▸ WHAT YOU WILL DO:
Check each line of the records below and collect those that include the word "significativo".

┌──

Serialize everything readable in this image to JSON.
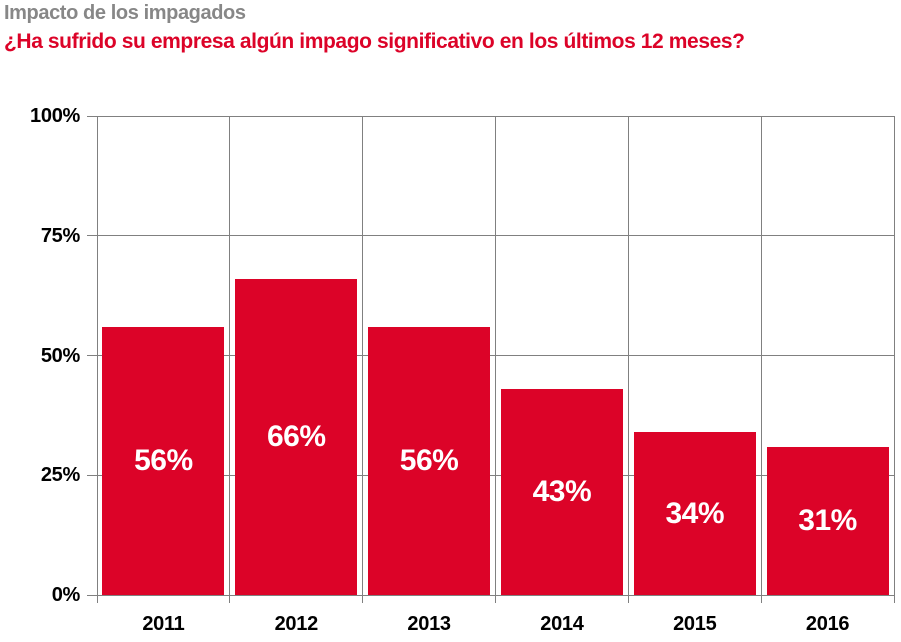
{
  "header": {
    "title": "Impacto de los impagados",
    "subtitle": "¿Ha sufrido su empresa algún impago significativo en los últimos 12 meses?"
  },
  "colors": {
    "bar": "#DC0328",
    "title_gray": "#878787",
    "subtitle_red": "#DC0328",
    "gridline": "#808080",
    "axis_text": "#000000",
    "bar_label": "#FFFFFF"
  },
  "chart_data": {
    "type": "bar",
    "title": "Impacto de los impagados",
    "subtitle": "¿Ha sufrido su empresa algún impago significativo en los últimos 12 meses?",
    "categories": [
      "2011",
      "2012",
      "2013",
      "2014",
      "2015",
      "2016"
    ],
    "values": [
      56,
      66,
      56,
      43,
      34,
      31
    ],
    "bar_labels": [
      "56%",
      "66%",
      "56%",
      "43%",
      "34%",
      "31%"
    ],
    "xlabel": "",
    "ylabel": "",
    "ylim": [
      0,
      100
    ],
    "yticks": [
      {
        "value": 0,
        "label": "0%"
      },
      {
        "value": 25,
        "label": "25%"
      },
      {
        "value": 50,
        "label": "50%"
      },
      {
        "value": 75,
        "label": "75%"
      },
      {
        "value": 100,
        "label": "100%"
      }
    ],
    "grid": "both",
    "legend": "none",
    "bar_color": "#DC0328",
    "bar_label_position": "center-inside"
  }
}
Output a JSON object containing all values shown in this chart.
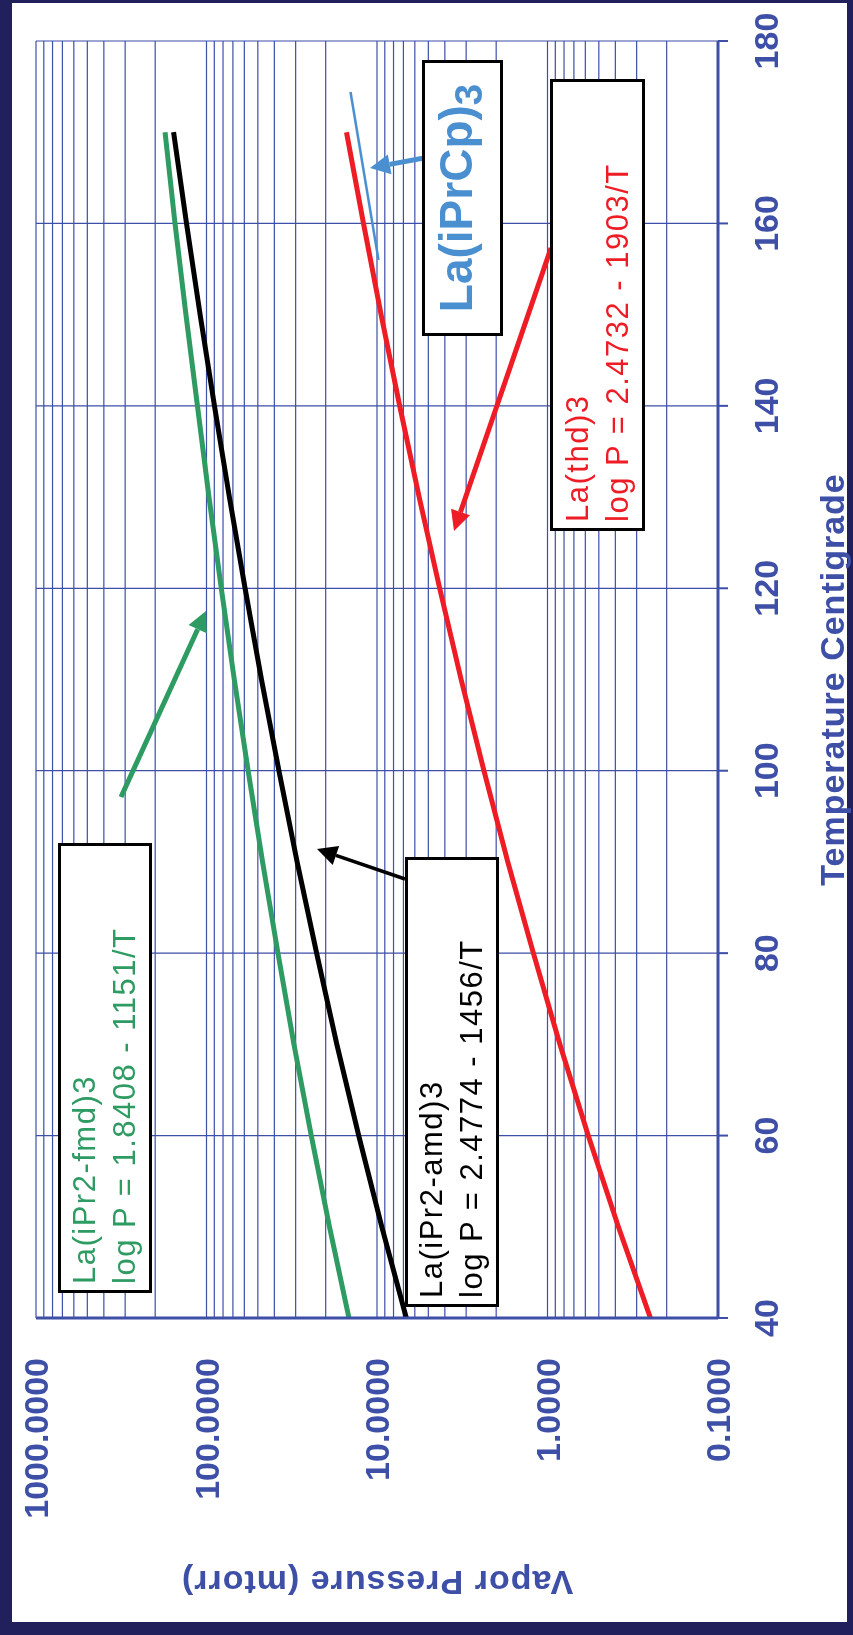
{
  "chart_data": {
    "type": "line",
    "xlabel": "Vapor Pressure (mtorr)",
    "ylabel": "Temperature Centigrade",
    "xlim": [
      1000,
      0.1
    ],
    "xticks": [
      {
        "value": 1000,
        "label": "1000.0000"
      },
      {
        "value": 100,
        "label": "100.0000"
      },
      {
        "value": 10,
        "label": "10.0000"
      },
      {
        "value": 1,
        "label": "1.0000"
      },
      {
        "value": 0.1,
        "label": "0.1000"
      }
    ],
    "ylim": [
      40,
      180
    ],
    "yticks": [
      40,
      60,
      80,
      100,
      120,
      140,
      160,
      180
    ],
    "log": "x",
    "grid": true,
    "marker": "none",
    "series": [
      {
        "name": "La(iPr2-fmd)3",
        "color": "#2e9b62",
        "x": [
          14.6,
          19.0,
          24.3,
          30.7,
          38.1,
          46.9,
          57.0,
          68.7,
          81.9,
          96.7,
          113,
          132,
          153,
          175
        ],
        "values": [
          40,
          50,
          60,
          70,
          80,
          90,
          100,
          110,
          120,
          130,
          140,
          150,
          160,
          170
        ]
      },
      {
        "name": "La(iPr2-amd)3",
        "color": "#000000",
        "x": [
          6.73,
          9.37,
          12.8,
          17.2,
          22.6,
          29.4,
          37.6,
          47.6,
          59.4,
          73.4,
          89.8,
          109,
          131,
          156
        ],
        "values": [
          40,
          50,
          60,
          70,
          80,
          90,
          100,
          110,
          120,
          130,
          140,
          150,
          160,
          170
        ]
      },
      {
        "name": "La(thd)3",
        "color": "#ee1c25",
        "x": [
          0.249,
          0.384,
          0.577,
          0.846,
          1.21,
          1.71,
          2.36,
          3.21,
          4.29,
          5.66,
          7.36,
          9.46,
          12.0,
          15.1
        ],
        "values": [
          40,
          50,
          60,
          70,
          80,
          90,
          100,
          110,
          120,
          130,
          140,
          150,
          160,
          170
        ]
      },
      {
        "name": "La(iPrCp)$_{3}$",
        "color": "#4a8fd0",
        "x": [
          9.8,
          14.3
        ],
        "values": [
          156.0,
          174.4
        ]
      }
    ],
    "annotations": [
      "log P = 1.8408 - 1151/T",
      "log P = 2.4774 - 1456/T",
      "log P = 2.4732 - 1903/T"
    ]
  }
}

└──
┌──

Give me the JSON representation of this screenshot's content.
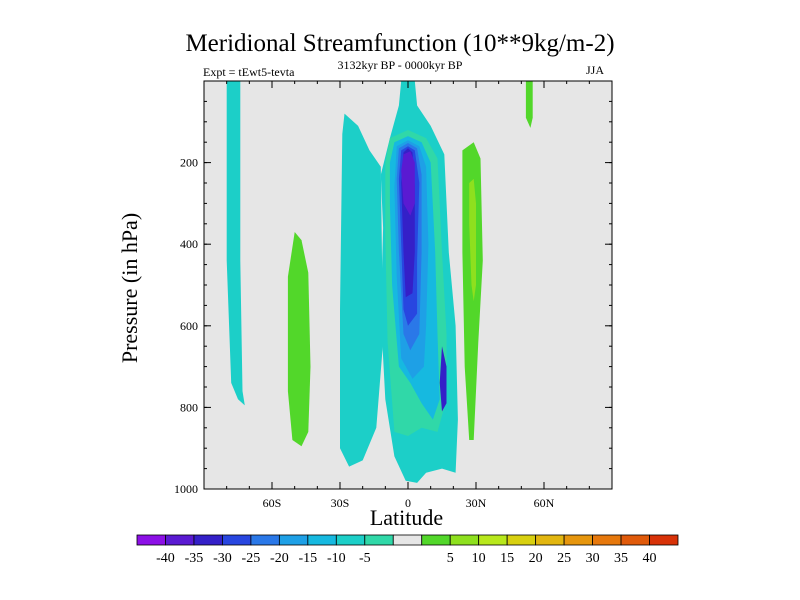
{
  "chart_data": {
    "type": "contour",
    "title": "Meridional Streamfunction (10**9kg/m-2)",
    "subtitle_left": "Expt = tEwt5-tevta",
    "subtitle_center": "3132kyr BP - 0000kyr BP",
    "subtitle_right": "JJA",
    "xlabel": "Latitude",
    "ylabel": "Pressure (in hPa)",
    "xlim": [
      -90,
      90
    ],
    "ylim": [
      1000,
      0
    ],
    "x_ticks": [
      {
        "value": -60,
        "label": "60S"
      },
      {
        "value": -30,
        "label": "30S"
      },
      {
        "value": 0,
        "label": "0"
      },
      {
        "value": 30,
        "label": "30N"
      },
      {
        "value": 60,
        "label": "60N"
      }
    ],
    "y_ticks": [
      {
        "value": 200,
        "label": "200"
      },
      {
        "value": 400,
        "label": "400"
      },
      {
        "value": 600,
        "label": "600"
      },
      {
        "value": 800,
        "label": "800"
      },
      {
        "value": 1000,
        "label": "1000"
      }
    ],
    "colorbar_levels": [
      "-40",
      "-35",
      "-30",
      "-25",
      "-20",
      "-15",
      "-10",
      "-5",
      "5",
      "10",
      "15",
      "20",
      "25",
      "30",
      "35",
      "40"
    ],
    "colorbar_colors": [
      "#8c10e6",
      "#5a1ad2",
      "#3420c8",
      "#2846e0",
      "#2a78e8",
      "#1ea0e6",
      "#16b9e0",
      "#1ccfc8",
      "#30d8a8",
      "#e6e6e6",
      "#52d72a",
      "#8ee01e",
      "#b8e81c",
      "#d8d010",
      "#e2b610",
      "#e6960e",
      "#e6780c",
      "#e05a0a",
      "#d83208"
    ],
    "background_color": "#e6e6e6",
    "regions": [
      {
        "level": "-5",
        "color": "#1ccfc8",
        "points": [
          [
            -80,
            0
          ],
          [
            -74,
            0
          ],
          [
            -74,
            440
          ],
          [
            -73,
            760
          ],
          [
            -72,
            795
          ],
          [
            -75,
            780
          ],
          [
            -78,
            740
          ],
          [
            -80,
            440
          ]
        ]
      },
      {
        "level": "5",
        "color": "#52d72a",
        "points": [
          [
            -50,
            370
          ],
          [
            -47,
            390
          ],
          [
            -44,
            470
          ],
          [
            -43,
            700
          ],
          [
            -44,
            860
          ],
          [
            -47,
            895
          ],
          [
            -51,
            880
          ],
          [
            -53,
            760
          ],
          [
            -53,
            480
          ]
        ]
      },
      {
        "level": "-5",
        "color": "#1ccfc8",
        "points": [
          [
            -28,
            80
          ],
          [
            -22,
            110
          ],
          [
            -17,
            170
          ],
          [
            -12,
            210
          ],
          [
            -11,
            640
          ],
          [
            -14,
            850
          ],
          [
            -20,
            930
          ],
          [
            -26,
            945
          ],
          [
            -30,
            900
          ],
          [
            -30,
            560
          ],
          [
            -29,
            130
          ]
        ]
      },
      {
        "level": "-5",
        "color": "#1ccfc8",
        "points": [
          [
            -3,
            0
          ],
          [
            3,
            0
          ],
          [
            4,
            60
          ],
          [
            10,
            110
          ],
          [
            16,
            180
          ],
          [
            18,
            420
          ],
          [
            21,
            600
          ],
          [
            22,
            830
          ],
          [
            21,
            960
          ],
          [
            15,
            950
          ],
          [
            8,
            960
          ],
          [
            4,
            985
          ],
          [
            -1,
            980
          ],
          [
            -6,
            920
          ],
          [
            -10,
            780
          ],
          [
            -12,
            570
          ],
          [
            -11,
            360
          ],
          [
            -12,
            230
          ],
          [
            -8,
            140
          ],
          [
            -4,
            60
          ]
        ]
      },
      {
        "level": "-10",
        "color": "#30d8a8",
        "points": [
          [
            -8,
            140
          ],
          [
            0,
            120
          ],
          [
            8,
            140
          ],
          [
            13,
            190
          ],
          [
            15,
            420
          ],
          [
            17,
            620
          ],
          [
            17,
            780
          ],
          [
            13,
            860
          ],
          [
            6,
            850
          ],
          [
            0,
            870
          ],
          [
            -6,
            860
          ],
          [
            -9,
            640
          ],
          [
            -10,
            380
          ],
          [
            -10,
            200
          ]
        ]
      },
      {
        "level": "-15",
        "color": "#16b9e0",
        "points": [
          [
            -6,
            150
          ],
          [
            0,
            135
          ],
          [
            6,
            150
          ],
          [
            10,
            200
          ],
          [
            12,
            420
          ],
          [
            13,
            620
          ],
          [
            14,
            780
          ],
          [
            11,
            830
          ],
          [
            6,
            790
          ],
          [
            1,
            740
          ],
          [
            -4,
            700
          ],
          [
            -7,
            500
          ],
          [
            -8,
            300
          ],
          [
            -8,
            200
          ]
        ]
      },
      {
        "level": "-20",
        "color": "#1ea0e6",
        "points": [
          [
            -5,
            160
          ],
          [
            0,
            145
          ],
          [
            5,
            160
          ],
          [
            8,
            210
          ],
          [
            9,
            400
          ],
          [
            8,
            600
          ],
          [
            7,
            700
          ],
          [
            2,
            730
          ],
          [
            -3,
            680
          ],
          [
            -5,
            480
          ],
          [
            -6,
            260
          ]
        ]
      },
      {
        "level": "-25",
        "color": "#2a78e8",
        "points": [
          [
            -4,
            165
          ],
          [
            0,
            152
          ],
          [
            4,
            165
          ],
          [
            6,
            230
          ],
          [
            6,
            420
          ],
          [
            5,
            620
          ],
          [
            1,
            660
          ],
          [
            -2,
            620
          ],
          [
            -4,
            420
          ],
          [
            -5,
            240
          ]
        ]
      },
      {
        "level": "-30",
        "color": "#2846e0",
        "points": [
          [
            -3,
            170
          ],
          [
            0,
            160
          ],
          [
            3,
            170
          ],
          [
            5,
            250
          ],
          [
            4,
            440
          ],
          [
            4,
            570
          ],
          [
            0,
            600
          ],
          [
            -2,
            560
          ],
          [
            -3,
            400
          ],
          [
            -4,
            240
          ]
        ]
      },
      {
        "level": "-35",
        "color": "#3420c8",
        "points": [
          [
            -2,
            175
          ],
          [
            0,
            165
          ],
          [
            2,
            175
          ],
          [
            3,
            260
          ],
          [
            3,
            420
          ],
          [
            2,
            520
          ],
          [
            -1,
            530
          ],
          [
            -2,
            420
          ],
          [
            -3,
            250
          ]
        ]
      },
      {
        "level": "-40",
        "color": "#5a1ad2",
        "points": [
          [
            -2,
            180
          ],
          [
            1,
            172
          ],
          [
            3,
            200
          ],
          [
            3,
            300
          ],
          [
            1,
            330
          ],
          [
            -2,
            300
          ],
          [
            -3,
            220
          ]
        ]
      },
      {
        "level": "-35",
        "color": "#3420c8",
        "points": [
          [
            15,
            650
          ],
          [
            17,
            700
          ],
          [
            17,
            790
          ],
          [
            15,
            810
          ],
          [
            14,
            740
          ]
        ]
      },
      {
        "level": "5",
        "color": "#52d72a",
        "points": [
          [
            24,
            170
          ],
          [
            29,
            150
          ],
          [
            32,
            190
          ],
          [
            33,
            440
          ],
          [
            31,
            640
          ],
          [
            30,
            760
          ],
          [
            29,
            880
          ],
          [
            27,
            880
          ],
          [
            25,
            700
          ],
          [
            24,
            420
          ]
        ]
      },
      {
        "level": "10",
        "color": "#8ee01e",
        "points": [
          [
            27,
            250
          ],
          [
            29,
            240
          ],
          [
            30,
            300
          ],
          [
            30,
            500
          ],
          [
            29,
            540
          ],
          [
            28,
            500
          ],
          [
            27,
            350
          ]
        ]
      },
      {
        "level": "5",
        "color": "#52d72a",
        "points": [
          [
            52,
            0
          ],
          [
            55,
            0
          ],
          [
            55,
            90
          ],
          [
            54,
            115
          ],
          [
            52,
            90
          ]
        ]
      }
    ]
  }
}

└──

▸ RESPONSE FOR THIS EXERCISE:
    "subtitle": "¿Ha sufrido su empresa algún impago significativo en los últimos 12 meses?"
    "subtitle": "¿Ha sufrido su empresa algún impago significativo en los últimos 12 meses?",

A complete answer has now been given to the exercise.